# Brief
Reproduce all lines of the listing below in which the word "amount" occurs.

# Records for the task

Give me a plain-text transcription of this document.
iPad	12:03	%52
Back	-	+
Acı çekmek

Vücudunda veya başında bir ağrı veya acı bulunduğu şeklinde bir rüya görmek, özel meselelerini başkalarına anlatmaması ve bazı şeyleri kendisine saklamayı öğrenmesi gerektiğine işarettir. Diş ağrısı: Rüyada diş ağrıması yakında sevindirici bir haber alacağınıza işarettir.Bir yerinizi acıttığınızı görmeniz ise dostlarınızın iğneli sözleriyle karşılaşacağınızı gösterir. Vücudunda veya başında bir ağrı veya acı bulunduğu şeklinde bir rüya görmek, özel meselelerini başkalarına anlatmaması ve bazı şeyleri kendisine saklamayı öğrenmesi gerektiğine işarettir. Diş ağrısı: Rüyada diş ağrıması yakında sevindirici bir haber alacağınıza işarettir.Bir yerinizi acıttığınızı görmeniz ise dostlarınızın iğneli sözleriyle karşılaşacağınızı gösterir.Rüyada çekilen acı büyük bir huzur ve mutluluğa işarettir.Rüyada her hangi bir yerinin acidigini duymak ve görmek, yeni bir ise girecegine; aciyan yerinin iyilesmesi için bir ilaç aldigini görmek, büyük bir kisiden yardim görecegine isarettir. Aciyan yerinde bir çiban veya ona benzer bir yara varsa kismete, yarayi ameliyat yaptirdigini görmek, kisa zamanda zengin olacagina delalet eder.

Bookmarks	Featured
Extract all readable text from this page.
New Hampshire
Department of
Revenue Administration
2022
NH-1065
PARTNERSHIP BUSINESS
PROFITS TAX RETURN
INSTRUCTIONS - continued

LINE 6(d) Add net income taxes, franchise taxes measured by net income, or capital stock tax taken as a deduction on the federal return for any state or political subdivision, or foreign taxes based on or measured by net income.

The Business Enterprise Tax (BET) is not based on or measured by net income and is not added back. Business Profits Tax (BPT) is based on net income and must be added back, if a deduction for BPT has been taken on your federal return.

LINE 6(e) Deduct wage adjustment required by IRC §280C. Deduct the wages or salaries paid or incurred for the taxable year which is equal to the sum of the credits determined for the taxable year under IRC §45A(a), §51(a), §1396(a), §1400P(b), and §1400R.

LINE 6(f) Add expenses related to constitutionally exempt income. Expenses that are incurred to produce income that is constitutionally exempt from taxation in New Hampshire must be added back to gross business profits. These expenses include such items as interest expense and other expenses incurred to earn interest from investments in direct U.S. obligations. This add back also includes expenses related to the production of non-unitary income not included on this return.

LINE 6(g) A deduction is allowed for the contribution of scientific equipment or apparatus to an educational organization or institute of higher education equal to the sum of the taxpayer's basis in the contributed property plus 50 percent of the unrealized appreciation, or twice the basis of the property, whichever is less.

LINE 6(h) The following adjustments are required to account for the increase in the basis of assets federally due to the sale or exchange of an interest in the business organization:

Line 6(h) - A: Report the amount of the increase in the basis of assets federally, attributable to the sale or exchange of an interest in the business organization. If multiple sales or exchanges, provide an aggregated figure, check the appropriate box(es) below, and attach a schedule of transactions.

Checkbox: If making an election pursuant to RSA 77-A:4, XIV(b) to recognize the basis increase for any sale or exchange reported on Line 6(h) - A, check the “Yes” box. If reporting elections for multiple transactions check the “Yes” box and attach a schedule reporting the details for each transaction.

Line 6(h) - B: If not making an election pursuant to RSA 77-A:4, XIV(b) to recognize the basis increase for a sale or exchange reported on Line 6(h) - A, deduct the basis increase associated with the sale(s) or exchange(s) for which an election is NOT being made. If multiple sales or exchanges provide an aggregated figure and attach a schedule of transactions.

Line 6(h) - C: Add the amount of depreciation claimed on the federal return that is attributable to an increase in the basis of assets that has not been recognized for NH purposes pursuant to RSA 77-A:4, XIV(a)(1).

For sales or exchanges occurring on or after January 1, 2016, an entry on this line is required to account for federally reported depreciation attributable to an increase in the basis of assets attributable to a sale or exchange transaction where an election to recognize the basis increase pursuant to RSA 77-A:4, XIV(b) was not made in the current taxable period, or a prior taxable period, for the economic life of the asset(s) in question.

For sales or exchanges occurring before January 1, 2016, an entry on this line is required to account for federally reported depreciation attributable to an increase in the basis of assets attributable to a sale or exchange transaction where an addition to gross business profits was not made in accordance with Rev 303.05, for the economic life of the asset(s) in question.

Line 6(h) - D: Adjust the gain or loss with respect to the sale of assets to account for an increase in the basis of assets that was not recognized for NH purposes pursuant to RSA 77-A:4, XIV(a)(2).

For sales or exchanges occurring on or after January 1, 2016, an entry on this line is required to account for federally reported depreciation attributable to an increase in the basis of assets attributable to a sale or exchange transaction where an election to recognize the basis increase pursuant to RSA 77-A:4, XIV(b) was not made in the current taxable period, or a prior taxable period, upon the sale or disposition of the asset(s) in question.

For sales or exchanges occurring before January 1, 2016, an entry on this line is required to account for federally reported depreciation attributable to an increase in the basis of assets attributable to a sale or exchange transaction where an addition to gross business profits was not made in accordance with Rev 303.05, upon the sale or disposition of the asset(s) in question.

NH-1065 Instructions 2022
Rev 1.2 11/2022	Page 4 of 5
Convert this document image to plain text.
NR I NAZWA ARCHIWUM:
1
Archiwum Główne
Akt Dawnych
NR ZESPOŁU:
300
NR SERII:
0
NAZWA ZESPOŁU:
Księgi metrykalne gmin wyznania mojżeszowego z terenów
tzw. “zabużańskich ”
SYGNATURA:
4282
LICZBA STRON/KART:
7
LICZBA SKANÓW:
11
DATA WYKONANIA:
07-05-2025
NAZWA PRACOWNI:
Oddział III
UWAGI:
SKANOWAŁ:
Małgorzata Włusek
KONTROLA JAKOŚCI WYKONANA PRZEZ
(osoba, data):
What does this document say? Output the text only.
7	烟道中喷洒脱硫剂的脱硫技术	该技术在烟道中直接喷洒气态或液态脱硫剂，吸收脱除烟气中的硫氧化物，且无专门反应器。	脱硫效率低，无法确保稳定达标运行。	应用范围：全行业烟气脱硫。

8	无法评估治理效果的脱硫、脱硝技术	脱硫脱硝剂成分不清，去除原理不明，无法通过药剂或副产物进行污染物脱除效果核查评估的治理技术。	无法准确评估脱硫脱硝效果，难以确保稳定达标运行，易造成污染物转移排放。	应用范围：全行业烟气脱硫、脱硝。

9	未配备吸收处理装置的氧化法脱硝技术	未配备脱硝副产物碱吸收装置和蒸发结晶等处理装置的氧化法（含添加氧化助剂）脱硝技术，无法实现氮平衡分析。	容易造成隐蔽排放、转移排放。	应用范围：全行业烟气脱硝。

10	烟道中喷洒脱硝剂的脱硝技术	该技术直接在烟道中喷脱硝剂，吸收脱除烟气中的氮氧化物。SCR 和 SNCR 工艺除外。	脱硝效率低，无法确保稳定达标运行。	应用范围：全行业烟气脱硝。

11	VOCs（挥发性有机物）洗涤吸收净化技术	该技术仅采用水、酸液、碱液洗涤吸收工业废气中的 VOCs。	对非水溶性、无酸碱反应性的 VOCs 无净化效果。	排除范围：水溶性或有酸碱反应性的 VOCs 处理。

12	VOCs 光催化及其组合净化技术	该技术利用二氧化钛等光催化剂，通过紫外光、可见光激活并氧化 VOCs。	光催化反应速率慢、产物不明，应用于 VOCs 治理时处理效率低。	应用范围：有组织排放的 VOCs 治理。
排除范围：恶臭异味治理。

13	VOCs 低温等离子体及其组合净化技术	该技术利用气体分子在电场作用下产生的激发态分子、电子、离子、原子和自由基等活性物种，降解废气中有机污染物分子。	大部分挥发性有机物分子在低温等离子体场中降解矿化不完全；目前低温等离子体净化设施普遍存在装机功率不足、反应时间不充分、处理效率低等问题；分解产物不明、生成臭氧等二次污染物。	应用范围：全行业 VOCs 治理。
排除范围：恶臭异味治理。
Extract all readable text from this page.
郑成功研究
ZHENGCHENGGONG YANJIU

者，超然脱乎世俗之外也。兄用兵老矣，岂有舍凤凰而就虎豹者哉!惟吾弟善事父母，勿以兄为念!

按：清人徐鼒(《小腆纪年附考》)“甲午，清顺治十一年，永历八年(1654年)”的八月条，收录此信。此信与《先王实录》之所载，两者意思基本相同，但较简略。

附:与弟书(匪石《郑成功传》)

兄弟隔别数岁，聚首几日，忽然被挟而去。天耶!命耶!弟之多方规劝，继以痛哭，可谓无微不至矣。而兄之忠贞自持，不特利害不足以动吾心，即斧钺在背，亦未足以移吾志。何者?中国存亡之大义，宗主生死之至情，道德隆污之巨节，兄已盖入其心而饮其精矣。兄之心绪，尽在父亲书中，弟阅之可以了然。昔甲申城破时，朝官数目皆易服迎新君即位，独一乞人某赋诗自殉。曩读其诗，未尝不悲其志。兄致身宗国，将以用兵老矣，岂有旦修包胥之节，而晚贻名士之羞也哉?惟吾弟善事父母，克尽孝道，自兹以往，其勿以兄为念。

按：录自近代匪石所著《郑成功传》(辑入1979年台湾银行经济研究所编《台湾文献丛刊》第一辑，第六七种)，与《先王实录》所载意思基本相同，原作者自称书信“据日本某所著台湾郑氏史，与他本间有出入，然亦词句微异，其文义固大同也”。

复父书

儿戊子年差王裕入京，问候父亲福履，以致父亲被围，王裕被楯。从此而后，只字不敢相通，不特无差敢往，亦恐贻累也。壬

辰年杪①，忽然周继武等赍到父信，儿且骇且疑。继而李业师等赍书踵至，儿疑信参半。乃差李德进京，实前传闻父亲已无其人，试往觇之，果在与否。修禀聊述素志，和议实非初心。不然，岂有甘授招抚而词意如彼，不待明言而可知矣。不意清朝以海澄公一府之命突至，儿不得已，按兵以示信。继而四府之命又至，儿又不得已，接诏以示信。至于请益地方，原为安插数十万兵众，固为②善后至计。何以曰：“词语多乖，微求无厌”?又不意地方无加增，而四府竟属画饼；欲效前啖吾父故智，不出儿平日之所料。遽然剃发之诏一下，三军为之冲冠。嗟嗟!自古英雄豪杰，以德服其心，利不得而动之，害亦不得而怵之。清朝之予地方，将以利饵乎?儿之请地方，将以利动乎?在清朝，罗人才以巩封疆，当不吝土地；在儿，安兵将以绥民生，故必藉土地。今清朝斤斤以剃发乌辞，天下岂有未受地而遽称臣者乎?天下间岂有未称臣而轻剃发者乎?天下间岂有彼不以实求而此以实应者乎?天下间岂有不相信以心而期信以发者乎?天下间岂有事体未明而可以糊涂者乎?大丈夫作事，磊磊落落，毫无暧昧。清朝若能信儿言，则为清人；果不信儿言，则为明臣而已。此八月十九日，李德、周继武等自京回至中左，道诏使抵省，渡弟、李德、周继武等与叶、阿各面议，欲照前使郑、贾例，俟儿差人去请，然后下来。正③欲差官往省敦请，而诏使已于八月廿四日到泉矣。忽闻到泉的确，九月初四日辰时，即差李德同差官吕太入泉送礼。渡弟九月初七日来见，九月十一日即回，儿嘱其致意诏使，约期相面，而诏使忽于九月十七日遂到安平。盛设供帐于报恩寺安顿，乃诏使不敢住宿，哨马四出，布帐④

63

# The solution
Line 6(h) - A: Report the amount of the increase in the basis of assets federally, attributable to the sale or exchange of an interest in the business organization. If multiple sales or exchanges, provide an aggregated figure, check the appropriate box(es) below, and attach a schedule of transactions.
Line 6(h) - C: Add the amount of depreciation claimed on the federal return that is attributable to an increase in the basis of assets that has not been recognized for NH purposes pursuant to RSA 77-A:4, XIV(a)(1).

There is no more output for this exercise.